* START *

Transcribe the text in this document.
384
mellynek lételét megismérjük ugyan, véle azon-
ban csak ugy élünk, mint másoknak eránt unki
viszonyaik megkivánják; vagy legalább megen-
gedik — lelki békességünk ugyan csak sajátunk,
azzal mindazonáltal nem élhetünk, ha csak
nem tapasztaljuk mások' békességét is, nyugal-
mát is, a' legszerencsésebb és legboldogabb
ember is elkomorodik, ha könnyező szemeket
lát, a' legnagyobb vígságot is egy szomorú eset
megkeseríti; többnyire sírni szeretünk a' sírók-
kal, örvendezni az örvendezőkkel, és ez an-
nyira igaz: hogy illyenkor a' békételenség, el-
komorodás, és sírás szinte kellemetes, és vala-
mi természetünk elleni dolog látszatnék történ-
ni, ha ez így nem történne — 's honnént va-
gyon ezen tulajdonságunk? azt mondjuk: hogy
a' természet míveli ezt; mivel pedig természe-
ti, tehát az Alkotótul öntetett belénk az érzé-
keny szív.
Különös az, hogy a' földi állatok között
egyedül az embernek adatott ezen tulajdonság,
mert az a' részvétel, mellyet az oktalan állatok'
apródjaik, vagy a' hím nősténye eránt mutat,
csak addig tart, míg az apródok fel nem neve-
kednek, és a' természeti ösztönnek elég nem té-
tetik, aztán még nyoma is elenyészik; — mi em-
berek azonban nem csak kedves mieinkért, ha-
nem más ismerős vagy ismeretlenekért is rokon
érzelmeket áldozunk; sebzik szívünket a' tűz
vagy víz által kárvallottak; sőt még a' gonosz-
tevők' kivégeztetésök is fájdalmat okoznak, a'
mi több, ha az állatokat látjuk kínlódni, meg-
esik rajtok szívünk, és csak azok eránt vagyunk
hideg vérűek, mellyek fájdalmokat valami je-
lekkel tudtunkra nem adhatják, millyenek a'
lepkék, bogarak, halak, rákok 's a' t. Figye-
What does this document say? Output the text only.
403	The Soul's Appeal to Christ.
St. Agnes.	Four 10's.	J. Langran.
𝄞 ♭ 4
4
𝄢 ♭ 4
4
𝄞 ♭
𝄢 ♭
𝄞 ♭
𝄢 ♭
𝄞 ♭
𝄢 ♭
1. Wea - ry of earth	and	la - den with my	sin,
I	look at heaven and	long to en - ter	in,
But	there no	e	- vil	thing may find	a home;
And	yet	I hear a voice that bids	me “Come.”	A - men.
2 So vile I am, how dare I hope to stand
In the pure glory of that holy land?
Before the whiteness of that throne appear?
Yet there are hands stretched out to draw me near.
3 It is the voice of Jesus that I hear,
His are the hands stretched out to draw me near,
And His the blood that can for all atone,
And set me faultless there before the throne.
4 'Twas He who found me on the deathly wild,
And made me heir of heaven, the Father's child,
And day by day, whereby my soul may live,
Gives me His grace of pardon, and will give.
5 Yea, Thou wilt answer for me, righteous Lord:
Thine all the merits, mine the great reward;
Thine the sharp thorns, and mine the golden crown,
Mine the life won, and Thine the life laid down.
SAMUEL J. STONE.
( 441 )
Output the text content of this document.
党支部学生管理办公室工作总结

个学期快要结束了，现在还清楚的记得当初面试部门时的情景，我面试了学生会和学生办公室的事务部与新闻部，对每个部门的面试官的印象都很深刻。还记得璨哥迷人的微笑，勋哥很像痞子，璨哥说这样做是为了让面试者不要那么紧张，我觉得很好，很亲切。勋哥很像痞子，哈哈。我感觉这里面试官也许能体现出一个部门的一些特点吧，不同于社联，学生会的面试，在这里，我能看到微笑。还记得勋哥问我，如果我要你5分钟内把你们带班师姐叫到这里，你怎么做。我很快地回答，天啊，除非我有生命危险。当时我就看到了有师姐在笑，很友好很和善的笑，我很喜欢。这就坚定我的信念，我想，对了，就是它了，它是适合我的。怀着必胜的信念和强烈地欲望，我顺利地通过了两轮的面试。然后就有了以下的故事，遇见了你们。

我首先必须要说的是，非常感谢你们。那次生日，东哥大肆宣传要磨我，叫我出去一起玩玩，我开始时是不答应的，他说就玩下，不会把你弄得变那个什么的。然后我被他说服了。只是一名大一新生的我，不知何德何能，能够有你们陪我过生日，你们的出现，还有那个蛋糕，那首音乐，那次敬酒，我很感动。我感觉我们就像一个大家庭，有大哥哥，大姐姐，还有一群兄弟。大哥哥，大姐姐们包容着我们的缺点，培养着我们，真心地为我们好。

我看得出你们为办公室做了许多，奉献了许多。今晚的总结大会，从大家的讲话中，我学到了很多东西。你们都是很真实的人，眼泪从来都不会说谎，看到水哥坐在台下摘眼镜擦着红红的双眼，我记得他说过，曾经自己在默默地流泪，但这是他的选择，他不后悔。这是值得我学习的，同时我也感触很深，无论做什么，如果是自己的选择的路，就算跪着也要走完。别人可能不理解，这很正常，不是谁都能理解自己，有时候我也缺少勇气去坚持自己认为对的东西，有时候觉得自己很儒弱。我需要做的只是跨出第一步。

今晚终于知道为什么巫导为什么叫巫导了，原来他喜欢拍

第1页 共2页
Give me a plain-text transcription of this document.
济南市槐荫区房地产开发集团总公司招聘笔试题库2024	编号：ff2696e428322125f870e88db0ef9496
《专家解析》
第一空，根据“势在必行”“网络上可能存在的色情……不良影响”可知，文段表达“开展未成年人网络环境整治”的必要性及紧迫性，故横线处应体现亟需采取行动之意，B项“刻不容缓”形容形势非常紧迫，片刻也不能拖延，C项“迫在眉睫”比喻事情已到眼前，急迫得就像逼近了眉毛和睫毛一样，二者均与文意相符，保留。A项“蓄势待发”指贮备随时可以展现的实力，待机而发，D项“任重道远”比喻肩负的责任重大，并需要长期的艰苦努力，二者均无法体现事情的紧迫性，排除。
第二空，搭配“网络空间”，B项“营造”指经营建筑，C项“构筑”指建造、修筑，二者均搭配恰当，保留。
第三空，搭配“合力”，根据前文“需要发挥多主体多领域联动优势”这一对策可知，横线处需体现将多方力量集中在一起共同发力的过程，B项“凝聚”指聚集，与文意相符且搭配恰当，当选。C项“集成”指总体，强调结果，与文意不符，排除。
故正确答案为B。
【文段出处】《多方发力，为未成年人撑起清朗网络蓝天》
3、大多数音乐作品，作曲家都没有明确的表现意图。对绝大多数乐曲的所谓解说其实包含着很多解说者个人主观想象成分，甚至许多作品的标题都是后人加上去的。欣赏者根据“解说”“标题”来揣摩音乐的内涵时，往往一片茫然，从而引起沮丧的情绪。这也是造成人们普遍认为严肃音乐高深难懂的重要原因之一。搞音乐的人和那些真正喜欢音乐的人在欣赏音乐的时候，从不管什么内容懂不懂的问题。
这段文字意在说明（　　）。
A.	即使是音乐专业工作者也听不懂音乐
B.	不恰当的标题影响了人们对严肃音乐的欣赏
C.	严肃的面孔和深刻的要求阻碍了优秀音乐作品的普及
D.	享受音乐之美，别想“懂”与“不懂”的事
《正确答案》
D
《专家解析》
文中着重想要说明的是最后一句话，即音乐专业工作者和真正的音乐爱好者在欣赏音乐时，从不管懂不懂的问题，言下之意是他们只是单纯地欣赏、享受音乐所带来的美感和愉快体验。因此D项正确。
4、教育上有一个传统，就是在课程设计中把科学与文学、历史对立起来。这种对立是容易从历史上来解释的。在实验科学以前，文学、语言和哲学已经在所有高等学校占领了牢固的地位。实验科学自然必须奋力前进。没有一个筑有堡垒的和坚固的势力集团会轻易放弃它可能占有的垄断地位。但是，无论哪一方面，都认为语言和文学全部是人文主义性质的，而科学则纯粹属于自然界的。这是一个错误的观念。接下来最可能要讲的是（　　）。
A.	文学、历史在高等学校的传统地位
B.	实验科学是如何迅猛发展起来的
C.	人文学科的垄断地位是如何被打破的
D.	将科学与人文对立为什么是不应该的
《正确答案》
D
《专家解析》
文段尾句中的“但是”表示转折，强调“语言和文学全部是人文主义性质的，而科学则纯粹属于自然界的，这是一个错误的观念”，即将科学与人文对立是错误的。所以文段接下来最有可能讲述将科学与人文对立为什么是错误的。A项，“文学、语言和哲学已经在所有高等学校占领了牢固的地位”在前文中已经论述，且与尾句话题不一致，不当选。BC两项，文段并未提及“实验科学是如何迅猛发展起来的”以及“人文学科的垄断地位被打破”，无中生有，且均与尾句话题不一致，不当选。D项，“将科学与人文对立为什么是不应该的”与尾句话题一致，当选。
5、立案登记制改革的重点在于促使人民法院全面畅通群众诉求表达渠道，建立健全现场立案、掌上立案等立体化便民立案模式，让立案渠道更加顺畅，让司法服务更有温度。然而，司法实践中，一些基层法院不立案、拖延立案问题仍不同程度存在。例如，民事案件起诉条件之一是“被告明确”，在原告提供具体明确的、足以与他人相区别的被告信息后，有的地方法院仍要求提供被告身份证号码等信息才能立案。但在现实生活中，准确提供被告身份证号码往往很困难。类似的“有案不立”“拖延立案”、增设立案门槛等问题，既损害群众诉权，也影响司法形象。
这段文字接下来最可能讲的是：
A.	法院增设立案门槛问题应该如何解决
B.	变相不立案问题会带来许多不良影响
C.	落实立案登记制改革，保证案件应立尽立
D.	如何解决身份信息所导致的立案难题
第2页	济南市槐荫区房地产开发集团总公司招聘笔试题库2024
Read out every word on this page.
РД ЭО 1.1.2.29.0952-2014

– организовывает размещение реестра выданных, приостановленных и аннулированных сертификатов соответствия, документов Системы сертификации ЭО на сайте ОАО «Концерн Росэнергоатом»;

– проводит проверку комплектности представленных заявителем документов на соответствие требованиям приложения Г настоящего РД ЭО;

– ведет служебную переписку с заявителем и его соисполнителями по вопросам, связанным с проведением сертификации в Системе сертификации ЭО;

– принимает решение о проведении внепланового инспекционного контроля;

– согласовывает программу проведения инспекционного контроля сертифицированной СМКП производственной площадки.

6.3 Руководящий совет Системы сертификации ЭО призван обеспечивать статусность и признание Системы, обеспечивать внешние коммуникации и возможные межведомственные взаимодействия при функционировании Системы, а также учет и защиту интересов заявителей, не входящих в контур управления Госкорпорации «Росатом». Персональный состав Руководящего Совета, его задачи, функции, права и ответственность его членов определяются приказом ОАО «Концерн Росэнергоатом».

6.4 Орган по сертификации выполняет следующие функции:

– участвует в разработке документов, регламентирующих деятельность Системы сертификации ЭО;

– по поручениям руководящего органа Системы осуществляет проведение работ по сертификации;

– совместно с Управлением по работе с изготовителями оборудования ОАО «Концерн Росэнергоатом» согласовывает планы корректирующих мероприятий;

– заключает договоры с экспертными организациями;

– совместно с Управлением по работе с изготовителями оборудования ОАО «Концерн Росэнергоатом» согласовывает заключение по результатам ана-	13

* END *

▶ **Your goal**
Pull every line holding "заявителем" out of the records.

▶ **Response**
– проводит проверку комплектности представленных заявителем документов на соответствие требованиям приложения Г настоящего РД ЭО;
– ведет служебную переписку с заявителем и его соисполнителями по вопросам, связанным с проведением сертификации в Системе сертификации ЭО;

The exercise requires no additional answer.